For each line of the data below that holds "marker", copy the line.

►

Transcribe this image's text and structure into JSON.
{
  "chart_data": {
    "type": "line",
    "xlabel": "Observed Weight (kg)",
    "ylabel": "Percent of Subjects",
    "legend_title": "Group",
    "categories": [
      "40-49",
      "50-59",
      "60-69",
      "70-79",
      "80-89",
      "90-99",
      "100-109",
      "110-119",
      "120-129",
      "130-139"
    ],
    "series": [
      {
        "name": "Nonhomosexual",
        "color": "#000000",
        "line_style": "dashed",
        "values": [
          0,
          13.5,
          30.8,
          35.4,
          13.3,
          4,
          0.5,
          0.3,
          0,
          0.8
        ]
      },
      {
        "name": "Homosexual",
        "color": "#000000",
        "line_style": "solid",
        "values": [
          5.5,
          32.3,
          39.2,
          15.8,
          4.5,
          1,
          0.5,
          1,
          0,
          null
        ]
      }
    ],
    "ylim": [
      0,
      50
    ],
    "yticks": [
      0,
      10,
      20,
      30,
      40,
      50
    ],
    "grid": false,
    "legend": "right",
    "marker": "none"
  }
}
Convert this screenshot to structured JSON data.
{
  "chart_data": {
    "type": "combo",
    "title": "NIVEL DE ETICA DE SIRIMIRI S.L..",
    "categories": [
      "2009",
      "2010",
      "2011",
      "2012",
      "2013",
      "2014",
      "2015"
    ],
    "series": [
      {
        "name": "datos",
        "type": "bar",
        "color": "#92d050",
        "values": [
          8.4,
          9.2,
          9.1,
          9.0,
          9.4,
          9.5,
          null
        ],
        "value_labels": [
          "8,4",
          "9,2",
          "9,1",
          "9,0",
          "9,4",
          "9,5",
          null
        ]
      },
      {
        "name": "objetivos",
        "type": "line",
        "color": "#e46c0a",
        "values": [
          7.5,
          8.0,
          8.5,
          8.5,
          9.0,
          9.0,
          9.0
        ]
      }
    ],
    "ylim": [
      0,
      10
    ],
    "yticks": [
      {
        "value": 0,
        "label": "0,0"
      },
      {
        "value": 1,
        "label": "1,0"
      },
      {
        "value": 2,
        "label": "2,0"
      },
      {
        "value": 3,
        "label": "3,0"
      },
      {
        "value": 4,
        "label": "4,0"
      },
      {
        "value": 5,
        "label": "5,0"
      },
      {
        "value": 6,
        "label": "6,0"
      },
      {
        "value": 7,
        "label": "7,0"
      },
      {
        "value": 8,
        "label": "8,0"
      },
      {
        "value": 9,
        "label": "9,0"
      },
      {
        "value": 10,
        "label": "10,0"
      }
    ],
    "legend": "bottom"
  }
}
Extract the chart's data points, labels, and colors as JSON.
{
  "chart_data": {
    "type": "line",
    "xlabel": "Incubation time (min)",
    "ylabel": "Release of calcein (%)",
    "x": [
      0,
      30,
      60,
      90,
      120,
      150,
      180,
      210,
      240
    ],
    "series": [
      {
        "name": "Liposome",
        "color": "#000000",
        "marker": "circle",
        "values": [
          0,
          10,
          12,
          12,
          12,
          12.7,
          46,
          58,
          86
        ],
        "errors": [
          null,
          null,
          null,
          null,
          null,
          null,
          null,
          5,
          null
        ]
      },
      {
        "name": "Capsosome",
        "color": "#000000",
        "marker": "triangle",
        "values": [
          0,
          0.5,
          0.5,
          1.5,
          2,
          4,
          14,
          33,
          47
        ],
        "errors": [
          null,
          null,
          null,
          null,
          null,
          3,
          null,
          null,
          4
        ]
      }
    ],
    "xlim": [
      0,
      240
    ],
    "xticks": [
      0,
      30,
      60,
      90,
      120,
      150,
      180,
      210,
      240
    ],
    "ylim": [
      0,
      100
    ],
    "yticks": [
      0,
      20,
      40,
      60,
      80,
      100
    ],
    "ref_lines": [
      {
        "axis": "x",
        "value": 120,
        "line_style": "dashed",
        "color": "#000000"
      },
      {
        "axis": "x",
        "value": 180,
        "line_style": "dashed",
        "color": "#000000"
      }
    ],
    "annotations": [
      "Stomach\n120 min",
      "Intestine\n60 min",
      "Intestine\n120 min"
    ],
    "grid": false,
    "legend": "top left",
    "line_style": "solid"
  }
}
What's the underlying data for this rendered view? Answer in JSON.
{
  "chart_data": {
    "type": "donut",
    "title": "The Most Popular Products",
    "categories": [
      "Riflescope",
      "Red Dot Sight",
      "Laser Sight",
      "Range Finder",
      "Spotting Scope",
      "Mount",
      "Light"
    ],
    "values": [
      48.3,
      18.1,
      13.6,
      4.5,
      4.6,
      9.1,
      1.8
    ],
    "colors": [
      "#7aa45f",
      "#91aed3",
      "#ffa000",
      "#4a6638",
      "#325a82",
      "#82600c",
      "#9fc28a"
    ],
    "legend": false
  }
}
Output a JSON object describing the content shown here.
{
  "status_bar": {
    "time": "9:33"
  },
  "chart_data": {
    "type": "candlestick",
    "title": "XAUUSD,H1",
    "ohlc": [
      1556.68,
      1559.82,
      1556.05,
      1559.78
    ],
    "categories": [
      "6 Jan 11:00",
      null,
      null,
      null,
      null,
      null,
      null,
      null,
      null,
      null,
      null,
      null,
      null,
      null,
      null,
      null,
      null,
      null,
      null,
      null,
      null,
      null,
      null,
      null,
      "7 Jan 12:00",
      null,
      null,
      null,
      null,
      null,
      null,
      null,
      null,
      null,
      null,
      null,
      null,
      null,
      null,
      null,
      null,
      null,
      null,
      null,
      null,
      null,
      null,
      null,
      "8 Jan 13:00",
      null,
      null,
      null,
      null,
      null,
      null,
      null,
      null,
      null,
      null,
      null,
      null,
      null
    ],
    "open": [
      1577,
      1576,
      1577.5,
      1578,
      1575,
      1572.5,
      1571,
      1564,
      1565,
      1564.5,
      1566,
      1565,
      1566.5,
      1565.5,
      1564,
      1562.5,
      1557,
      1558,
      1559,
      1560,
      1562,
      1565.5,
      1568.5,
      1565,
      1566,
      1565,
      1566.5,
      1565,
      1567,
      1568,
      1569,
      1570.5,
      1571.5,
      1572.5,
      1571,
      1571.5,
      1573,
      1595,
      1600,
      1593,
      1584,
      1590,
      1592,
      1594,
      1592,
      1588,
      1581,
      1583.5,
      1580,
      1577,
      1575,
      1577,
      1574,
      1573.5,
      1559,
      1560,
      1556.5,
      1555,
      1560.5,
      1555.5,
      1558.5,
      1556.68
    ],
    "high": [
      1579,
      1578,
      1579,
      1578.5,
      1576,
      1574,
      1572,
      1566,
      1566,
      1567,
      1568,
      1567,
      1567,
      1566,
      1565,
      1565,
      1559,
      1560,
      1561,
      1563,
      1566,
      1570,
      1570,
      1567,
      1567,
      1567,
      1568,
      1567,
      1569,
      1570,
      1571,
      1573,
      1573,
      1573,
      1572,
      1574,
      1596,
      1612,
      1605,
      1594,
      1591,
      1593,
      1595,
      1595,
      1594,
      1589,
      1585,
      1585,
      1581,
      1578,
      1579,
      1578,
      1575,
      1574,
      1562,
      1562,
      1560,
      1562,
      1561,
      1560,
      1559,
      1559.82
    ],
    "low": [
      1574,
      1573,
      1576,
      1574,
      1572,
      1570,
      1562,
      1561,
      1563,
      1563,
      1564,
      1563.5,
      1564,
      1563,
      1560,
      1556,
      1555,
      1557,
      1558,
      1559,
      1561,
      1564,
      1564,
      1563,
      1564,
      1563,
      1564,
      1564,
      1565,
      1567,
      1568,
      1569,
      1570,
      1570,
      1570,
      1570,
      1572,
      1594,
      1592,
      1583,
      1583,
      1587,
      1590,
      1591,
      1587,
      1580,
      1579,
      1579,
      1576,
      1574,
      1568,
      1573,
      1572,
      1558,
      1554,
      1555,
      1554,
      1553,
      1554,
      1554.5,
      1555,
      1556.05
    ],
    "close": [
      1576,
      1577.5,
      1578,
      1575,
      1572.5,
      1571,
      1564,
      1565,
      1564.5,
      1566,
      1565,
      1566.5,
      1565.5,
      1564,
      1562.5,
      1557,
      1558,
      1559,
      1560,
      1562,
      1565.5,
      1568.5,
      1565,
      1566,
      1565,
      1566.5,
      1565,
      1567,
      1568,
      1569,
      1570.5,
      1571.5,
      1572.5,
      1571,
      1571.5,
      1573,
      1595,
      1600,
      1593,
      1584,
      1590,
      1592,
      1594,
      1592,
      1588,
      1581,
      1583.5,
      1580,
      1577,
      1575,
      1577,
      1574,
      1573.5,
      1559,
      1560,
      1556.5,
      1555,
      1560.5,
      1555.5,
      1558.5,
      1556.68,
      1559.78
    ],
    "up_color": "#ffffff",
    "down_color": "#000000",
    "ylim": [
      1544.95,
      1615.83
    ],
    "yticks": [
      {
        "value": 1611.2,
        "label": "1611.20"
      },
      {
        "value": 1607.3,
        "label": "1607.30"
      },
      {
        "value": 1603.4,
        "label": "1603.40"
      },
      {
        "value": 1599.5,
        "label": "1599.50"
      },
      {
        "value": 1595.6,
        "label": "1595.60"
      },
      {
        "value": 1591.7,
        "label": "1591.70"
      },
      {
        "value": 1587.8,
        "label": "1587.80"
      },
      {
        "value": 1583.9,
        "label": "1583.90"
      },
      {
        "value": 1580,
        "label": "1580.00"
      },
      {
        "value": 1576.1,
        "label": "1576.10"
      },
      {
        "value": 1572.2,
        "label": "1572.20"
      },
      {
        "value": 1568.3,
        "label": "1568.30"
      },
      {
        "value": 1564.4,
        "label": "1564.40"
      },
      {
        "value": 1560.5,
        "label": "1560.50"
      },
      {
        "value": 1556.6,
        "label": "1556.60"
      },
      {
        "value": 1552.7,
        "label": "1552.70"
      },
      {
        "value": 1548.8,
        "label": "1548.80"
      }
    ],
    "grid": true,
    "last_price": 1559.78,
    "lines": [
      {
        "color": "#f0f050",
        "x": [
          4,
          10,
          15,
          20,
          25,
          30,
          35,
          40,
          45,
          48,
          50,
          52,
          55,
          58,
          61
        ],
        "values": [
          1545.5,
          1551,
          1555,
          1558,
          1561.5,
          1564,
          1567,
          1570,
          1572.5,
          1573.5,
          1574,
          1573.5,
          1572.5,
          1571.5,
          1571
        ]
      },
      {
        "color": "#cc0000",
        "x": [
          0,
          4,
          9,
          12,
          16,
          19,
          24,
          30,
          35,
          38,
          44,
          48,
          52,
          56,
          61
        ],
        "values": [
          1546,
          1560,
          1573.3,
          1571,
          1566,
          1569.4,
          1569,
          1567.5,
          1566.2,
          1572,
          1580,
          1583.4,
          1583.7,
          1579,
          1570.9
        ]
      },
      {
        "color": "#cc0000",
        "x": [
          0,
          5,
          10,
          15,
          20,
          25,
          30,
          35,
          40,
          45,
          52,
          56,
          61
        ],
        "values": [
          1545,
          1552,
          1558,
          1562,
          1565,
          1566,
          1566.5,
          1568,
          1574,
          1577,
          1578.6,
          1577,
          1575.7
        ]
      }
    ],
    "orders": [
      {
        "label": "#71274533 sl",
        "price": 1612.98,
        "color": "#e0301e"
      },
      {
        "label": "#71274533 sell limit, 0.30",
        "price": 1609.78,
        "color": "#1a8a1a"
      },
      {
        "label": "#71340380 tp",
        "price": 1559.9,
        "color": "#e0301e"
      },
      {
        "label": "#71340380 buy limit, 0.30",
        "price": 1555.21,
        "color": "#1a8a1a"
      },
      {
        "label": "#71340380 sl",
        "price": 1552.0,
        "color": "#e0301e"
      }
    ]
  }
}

◄

> **Final result**:
    "marker": "none"
        "marker": "circle",
        "marker": "triangle",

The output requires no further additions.